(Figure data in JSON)
_ _ _ _
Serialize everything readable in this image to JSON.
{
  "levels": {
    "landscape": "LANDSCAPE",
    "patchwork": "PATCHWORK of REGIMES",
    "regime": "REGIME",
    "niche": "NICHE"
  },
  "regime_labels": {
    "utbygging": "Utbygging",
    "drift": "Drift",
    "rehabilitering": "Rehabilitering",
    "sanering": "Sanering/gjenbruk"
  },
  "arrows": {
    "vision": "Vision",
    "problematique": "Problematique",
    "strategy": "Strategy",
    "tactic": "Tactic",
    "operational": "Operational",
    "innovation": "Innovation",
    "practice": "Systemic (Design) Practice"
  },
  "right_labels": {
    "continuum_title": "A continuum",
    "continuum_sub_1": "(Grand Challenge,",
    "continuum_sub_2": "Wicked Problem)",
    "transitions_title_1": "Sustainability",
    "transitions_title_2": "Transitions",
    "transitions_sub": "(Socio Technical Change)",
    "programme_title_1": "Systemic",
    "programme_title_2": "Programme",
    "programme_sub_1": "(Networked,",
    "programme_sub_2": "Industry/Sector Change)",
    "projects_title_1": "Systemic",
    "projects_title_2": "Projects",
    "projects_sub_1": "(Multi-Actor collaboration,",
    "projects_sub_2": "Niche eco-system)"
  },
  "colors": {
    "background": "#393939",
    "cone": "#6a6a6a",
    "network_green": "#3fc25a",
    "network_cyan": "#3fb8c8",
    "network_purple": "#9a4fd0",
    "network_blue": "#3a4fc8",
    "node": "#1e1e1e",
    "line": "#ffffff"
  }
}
_ _ _ _
» **Your instructions**: Each line of the material must be restated exactly.

» **Correct output**:
Serialize everything readable in this image to JSON.
{
  "levels": {
    "landscape": "LANDSCAPE",
    "patchwork": "PATCHWORK of REGIMES",
    "regime": "REGIME",
    "niche": "NICHE"
  },
  "regime_labels": {
    "utbygging": "Utbygging",
    "drift": "Drift",
    "rehabilitering": "Rehabilitering",
    "sanering": "Sanering/gjenbruk"
  },
  "arrows": {
    "vision": "Vision",
    "problematique": "Problematique",
    "strategy": "Strategy",
    "tactic": "Tactic",
    "operational": "Operational",
    "innovation": "Innovation",
    "practice": "Systemic (Design) Practice"
  },
  "right_labels": {
    "continuum_title": "A continuum",
    "continuum_sub_1": "(Grand Challenge,",
    "continuum_sub_2": "Wicked Problem)",
    "transitions_title_1": "Sustainability",
    "transitions_title_2": "Transitions",
    "transitions_sub": "(Socio Technical Change)",
    "programme_title_1": "Systemic",
    "programme_title_2": "Programme",
    "programme_sub_1": "(Networked,",
    "programme_sub_2": "Industry/Sector Change)",
    "projects_title_1": "Systemic",
    "projects_title_2": "Projects",
    "projects_sub_1": "(Multi-Actor collaboration,",
    "projects_sub_2": "Niche eco-system)"
  },
  "colors": {
    "background": "#393939",
    "cone": "#6a6a6a",
    "network_green": "#3fc25a",
    "network_cyan": "#3fb8c8",
    "network_purple": "#9a4fd0",
    "network_blue": "#3a4fc8",
    "node": "#1e1e1e",
    "line": "#ffffff"
  }
}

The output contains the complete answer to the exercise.